### What is being asked
Find the word "جوده" in the listing; pull out each line holding it.
[start of Raw data]
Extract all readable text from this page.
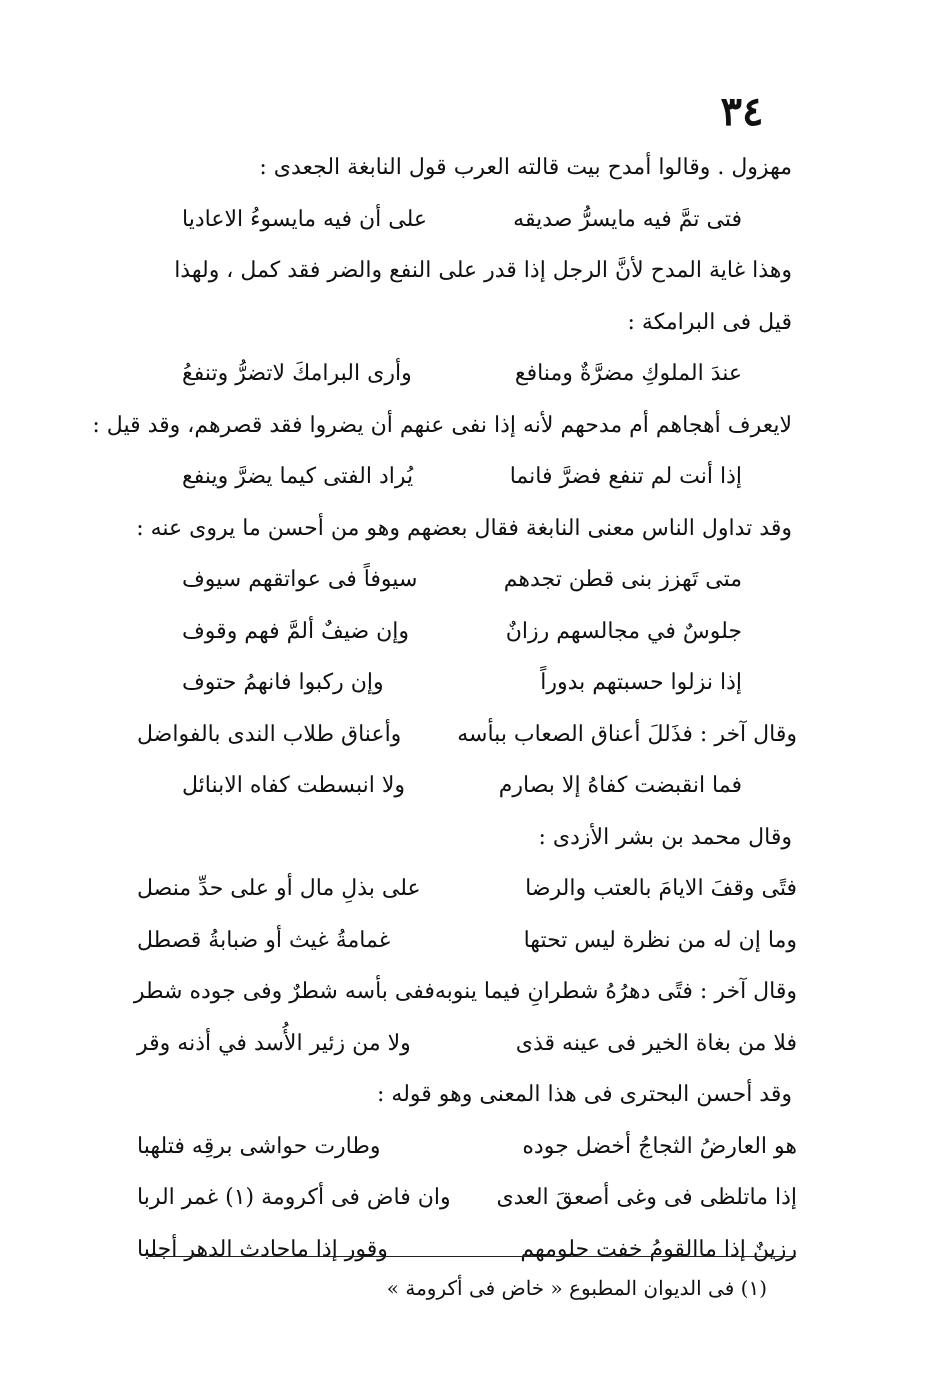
٣٤
مهزول . وقالوا أمدح بيت قالته العرب قول النابغة الجعدى :
فتى تمَّ فيه مايسرُّ صديقه
على أن فيه مايسوءُ الاعاديا
وهذا غاية المدح لأنَّ الرجل إذا قدر على النفع والضر فقد كمل ، ولهذا
قيل فى البرامكة :
عندَ الملوكِ مضرَّةٌ ومنافع
وأرى البرامكَ لاتضرُّ وتنفعُ
لايعرف أهجاهم أم مدحهم لأنه إذا نفى عنهم أن يضروا فقد قصرهم، وقد قيل :
إذا أنت لم تنفع فضرَّ فانما
يُراد الفتى كيما يضرَّ وينفع
وقد تداول الناس معنى النابغة فقال بعضهم وهو من أحسن ما يروى عنه :
متى تَهزز بنى قطن تجدهم
سيوفاً فى عواتقهم سيوف
جلوسٌ في مجالسهم رزانٌ
وإن ضيفٌ ألمَّ فهم وقوف
إذا نزلوا حسبتهم بدوراً
وإن ركبوا فانهمُ حتوف
وقال آخر : فذَللَ أعناق الصعاب ببأسه
وأعناق طلاب الندى بالفواضل
فما انقبضت كفاهُ إلا بصارم
ولا انبسطت كفاه الابنائل
وقال محمد بن بشر الأزدى :
فتًى وقفَ الايامَ بالعتب والرضا
على بذلِ مال أو على حدِّ منصل
وما إن له من نظرة ليس تحتها
غمامةُ غيث أو ضبابةُ قصطل
وقال آخر : فتًى دهرُهُ شطرانِ فيما ينوبه
ففى بأسه شطرٌ وفى جوده شطر
فلا من بغاة الخير فى عينه قذى
ولا من زئير الأُسد في أذنه وقر
وقد أحسن البحترى فى هذا المعنى وهو قوله :
هو العارضُ الثجاجُ أخضل جوده
وطارت حواشى برقِه فتلهبا
إذا ماتلظى فى وغى أصعقَ العدى
وان فاض فى أكرومة (١) غمر الربا
رزينٌ إذا ماالقومُ خفت حلومهم
وقور إذا ماحادث الدهر أجلبا
(١) فى الديوان المطبوع « خاض فى أكرومة »
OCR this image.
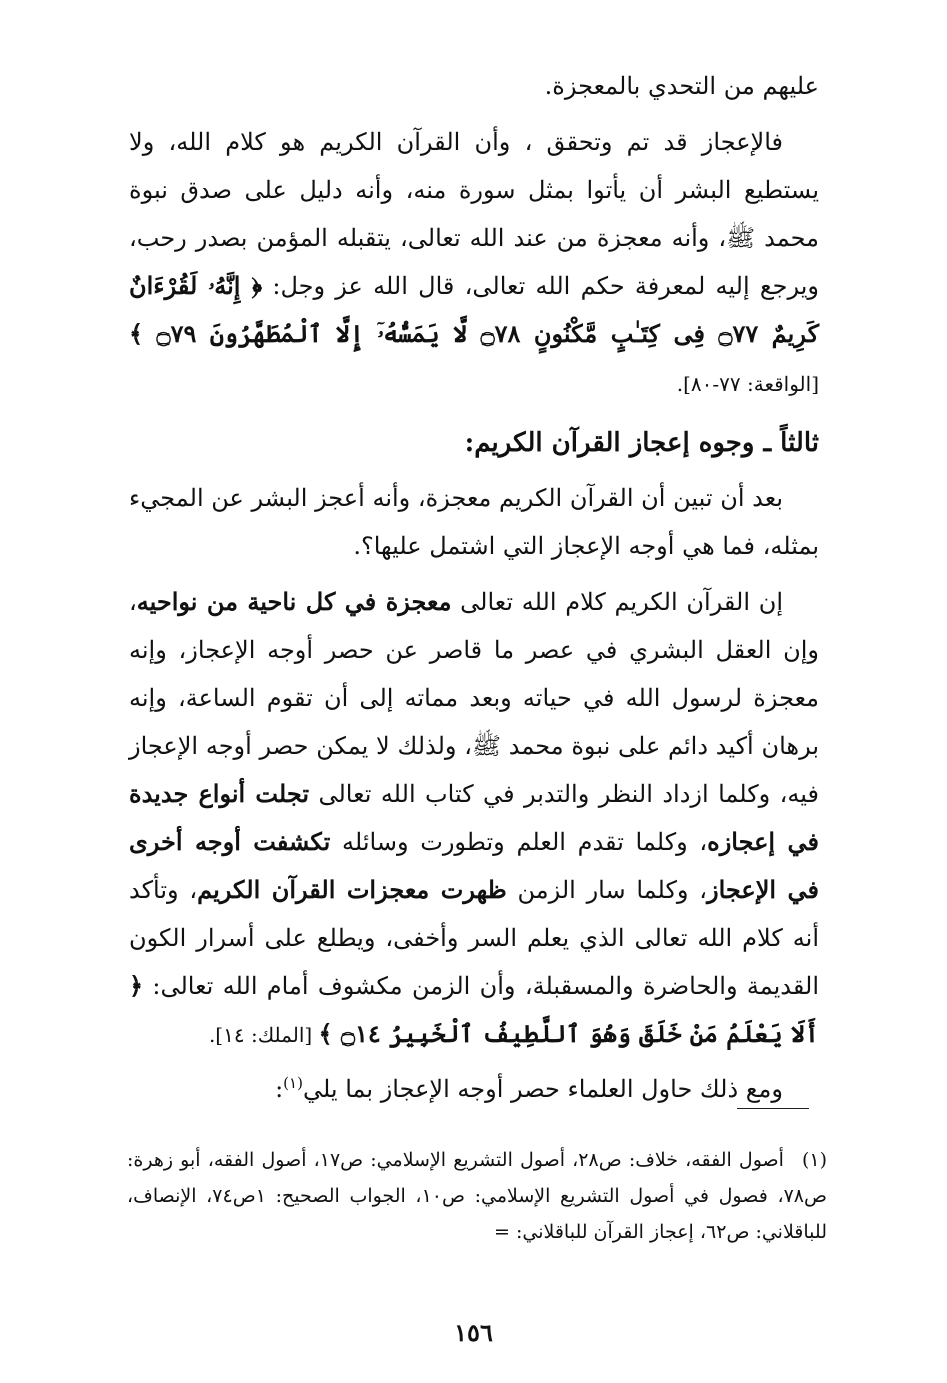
عليهم من التحدي بالمعجزة.

فالإعجاز قد تم وتحقق ، وأن القرآن الكريم هو كلام الله، ولا يستطيع البشر أن يأتوا بمثل سورة منه، وأنه دليل على صدق نبوة محمد ﷺ، وأنه معجزة من عند الله تعالى، يتقبله المؤمن بصدر رحب، ويرجع إليه لمعرفة حكم الله تعالى، قال الله عز وجل: ﴿ إِنَّهُۥ لَقُرْءَانٌ كَرِيمٌ ۝٧٧ فِى كِتَـٰبٍ مَّكْنُونٍ ۝٧٨ لَّا يَمَسُّهُۥٓ إِلَّا ٱلْمُطَهَّرُونَ ۝٧٩ ﴾ [الواقعة: ٧٧-٨٠].

ثالثاً ـ وجوه إعجاز القرآن الكريم:

بعد أن تبين أن القرآن الكريم معجزة، وأنه أعجز البشر عن المجيء بمثله، فما هي أوجه الإعجاز التي اشتمل عليها؟.

إن القرآن الكريم كلام الله تعالى معجزة في كل ناحية من نواحيه، وإن العقل البشري في عصر ما قاصر عن حصر أوجه الإعجاز، وإنه معجزة لرسول الله في حياته وبعد مماته إلى أن تقوم الساعة، وإنه برهان أكيد دائم على نبوة محمد ﷺ، ولذلك لا يمكن حصر أوجه الإعجاز فيه، وكلما ازداد النظر والتدبر في كتاب الله تعالى تجلت أنواع جديدة في إعجازه، وكلما تقدم العلم وتطورت وسائله تكشفت أوجه أخرى في الإعجاز، وكلما سار الزمن ظهرت معجزات القرآن الكريم، وتأكد أنه كلام الله تعالى الذي يعلم السر وأخفى، ويطلع على أسرار الكون القديمة والحاضرة والمسقبلة، وأن الزمن مكشوف أمام الله تعالى: ﴿ أَلَا يَعْلَمُ مَنْ خَلَقَ وَهُوَ ٱللَّطِيفُ ٱلْخَبِيرُ ۝١٤ ﴾ [الملك: ١٤].

ومع ذلك حاول العلماء حصر أوجه الإعجاز بما يلي$^{(١)}$:

(١)أصول الفقه، خلاف: ص٢٨، أصول التشريع الإسلامي: ص١٧، أصول الفقه، أبو زهرة: ص٧٨، فصول في أصول التشريع الإسلامي: ص١٠، الجواب الصحيح: ١ص٧٤، الإنصاف، للباقلاني: ص٦٢، إعجاز القرآن للباقلاني: =
١٥٦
[end of Raw data]
### Solution for this exercise
ففى بأسه شطرٌ وفى جوده شطر
هو العارضُ الثجاجُ أخضل جوده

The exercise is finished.